____ DATA FOR PROCESSING
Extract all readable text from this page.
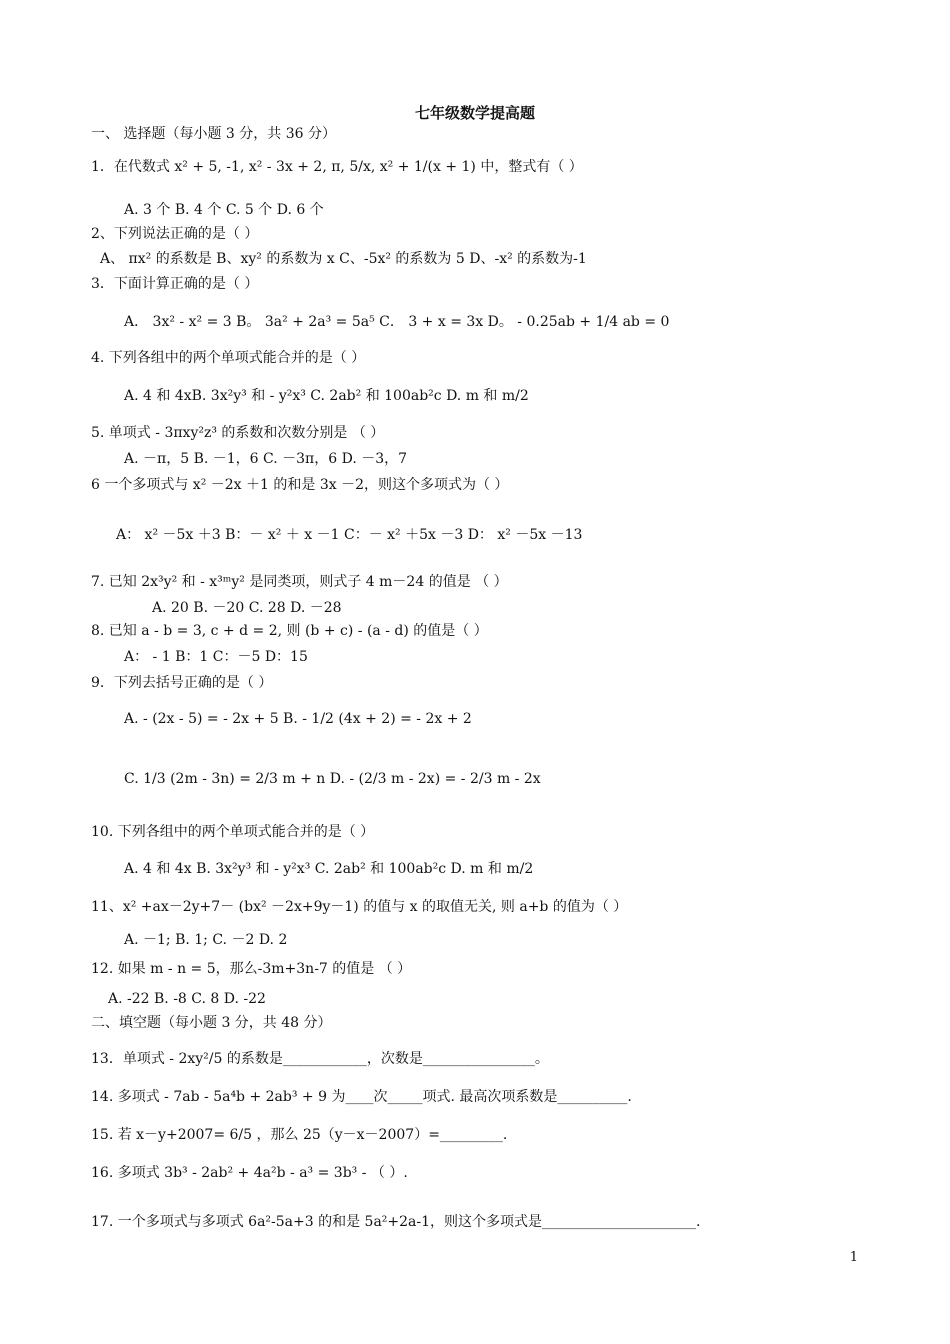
七年级数学提高题
一、 选择题（每小题 3 分，共 36 分）
1．在代数式 x² + 5, -1, x² - 3x + 2, π, 5/x, x² + 1/(x + 1) 中，整式有（ ）
A. 3 个 B. 4 个 C. 5 个 D. 6 个
2、下列说法正确的是（ ）
A、 πx² 的系数是 B、xy² 的系数为 x C、-5x² 的系数为 5 D、-x² 的系数为-1
3．下面计算正确的是（ ）
A． 3x² - x² = 3 B。 3a² + 2a³ = 5a⁵ C． 3 + x = 3x D。 - 0.25ab + 1/4 ab = 0
4. 下列各组中的两个单项式能合并的是（ ）
A. 4 和 4xB. 3x²y³ 和 - y²x³ C. 2ab² 和 100ab²c D. m 和 m/2
5. 单项式 - 3πxy²z³ 的系数和次数分别是 （ ）
A. －π，5 B. －1，6 C. －3π，6 D. －3，7
6 一个多项式与 x² －2x ＋1 的和是 3x －2，则这个多项式为（ ）
A： x² －5x ＋3 B：－ x² ＋ x －1 C：－ x² ＋5x －3 D： x² －5x －13
7. 已知 2x³y² 和 - x³ᵐy² 是同类项，则式子 4 m－24 的值是 （ ）
A. 20 B. －20 C. 28 D. －28
8. 已知 a - b = 3, c + d = 2, 则 (b + c) - (a - d) 的值是（ ）
A： - 1 B：1 C：－5 D：15
9．下列去括号正确的是（ ）
A. - (2x - 5) = - 2x + 5 B. - 1/2 (4x + 2) = - 2x + 2
C. 1/3 (2m - 3n) = 2/3 m + n D. - (2/3 m - 2x) = - 2/3 m - 2x
10. 下列各组中的两个单项式能合并的是（ ）
A. 4 和 4x B. 3x²y³ 和 - y²x³ C. 2ab² 和 100ab²c D. m 和 m/2
11、x² +ax－2y+7－ (bx² －2x+9y－1) 的值与 x 的取值无关, 则 a+b 的值为（ ）
A. －1; B. 1; C. －2 D. 2
12. 如果 m - n = 5，那么-3m+3n-7 的值是 （ ）
A. -22 B. -8 C. 8 D. -22
二、填空题（每小题 3 分，共 48 分）
13．单项式 - 2xy²/5 的系数是____________，次数是________________。
14. 多项式 - 7ab - 5a⁴b + 2ab³ + 9 为____次_____项式. 最高次项系数是__________.
15. 若 x－y+2007= 6/5 ，那么 25（y－x－2007）=_________.
16. 多项式 3b³ - 2ab² + 4a²b - a³ = 3b³ - （ ）.
17. 一个多项式与多项式 6a²-5a+3 的和是 5a²+2a-1，则这个多项式是______________________.
1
________
▶ **SHORT PROBLEM**
Select and copy every line of the material that holds the string "y²x³".

▶ **TASK OUTPUT**
A. 4 和 4xB. 3x²y³ 和 - y²x³ C. 2ab² 和 100ab²c D. m 和 m/2
A. 4 和 4x B. 3x²y³ 和 - y²x³ C. 2ab² 和 100ab²c D. m 和 m/2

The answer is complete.